DO THIS:
In the material below, find how many lines contain the string "SRMTID". Write only that number.

INPUT MATERIAL:

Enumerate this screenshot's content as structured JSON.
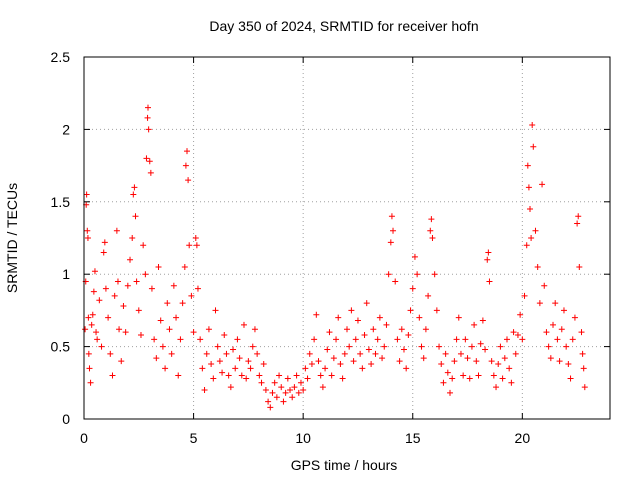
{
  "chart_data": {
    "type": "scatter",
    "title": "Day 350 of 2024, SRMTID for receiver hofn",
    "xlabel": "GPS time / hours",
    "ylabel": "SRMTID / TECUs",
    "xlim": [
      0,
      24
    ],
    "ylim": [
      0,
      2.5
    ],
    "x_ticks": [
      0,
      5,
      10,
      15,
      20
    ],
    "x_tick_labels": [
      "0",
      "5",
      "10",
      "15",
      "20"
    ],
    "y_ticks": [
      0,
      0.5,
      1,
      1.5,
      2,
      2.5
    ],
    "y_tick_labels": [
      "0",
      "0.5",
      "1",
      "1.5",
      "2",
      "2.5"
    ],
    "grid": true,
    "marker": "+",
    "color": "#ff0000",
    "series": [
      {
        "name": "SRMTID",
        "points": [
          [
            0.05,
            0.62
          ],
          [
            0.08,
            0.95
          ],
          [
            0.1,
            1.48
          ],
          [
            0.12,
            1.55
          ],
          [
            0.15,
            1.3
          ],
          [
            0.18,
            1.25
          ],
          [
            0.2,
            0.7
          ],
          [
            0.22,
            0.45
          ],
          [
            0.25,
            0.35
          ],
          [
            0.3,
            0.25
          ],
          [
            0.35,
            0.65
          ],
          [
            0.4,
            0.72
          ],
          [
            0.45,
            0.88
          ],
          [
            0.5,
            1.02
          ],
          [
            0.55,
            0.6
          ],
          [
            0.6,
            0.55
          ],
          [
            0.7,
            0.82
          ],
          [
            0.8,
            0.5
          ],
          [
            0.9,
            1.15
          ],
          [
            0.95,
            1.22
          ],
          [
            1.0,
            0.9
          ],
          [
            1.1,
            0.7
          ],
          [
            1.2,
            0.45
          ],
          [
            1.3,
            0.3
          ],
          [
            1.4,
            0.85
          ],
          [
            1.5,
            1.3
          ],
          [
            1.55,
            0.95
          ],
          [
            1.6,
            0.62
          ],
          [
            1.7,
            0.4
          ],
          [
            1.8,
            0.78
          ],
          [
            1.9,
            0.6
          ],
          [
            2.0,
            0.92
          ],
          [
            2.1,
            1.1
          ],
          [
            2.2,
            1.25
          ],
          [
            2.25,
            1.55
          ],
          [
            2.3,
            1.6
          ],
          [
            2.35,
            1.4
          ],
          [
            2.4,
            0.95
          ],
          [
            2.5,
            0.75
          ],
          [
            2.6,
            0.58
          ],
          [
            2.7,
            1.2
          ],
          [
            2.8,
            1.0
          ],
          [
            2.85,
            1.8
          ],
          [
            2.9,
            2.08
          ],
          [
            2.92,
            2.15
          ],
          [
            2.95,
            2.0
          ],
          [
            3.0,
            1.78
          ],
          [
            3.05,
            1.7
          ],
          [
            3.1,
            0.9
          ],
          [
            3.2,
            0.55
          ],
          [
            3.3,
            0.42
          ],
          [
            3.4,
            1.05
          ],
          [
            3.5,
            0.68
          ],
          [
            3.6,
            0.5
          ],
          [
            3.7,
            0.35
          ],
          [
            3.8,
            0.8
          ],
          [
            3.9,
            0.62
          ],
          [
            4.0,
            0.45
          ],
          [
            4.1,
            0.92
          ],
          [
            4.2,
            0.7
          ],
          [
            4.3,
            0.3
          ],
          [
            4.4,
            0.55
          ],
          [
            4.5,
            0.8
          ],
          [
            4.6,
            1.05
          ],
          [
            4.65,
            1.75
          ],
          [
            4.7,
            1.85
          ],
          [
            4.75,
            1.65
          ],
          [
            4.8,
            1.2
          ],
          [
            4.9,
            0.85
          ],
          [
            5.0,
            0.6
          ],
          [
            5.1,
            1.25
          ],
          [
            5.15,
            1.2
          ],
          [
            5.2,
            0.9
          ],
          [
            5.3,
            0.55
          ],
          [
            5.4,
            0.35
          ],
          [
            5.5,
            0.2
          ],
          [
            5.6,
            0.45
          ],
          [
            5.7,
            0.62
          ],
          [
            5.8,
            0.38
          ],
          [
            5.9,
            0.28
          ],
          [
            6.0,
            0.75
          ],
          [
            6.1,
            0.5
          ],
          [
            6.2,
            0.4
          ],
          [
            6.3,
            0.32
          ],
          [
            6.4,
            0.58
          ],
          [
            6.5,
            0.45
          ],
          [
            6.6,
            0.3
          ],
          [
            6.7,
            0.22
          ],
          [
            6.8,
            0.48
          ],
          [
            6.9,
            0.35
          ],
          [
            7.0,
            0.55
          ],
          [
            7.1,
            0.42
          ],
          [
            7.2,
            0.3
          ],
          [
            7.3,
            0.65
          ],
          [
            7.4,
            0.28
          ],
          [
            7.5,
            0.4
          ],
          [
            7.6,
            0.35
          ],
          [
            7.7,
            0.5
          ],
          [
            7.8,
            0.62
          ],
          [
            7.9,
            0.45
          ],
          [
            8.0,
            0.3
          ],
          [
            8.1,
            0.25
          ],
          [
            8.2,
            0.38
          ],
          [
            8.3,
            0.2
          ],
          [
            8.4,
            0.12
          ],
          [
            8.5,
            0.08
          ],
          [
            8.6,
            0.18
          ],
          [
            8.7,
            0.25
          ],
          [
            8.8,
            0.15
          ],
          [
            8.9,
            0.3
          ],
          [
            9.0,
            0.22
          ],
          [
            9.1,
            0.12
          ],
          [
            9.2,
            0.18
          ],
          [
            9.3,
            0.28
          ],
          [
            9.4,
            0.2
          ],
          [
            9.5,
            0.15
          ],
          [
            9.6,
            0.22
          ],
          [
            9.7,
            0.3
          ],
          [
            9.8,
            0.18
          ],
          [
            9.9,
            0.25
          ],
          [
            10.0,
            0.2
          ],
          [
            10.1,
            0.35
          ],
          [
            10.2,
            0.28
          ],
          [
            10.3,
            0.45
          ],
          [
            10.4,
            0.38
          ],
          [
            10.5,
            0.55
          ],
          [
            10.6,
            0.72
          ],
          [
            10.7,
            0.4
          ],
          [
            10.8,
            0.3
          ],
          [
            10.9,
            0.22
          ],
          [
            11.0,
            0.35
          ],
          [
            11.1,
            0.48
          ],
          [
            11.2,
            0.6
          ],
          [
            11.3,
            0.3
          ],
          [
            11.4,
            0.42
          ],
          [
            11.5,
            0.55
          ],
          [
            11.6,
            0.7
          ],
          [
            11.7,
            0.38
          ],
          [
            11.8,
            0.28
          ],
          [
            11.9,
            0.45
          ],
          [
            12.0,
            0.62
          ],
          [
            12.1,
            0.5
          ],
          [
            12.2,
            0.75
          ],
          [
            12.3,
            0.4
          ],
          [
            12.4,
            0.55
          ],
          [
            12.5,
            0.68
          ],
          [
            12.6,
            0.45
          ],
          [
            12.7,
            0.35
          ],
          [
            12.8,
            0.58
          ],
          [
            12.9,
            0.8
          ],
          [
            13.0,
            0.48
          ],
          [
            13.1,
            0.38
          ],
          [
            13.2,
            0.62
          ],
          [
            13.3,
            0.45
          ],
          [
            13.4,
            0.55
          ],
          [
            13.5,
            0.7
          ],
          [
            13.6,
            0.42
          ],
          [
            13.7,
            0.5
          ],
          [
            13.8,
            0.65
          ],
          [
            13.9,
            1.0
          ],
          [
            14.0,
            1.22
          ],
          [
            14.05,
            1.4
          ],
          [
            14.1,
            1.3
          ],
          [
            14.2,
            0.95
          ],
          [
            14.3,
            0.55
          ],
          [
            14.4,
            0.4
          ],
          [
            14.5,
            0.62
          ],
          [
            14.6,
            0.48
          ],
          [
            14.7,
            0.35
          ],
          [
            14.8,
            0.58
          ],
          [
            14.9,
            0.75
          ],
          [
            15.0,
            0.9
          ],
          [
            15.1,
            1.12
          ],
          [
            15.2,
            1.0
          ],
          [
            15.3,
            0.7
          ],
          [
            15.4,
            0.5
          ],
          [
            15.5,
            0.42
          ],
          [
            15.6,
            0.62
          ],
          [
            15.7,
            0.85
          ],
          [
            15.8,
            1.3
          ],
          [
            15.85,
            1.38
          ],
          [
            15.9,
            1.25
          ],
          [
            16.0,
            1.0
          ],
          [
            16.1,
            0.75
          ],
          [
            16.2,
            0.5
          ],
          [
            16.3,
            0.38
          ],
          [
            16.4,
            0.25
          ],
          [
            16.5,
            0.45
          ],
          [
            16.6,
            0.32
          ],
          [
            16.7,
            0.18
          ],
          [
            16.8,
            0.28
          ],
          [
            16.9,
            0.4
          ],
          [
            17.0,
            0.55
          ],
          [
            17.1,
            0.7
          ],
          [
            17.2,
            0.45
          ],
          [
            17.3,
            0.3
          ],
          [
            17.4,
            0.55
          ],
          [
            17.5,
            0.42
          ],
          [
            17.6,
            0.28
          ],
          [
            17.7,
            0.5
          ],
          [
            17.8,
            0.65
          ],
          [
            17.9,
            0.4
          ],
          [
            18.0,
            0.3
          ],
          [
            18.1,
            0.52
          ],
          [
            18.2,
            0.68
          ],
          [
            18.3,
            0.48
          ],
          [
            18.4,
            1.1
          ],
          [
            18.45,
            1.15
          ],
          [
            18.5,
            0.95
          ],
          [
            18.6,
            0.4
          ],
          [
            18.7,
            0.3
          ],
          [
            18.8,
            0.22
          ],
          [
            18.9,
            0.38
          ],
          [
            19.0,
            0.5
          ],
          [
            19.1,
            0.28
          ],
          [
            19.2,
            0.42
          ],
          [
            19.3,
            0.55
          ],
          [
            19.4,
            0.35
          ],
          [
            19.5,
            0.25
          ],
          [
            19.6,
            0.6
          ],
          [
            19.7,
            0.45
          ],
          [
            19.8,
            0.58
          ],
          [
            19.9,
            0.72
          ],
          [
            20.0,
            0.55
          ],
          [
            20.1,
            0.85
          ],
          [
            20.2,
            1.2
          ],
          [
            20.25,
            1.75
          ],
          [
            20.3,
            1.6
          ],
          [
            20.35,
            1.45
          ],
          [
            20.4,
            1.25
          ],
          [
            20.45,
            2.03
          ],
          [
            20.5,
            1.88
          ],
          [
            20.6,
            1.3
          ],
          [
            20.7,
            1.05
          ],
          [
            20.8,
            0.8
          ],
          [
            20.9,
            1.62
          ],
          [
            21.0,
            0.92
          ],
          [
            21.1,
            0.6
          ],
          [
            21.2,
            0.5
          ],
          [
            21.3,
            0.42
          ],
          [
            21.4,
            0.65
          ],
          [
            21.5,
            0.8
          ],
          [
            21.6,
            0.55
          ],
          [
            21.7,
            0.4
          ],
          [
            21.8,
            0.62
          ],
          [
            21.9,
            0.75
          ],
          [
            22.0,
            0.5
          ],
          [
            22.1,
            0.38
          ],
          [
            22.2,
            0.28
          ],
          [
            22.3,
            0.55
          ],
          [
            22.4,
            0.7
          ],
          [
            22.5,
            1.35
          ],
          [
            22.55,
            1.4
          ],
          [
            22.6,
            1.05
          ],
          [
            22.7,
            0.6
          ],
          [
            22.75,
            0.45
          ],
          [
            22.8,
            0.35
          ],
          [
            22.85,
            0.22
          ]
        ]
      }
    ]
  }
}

EXERCISE OUTPUT:
3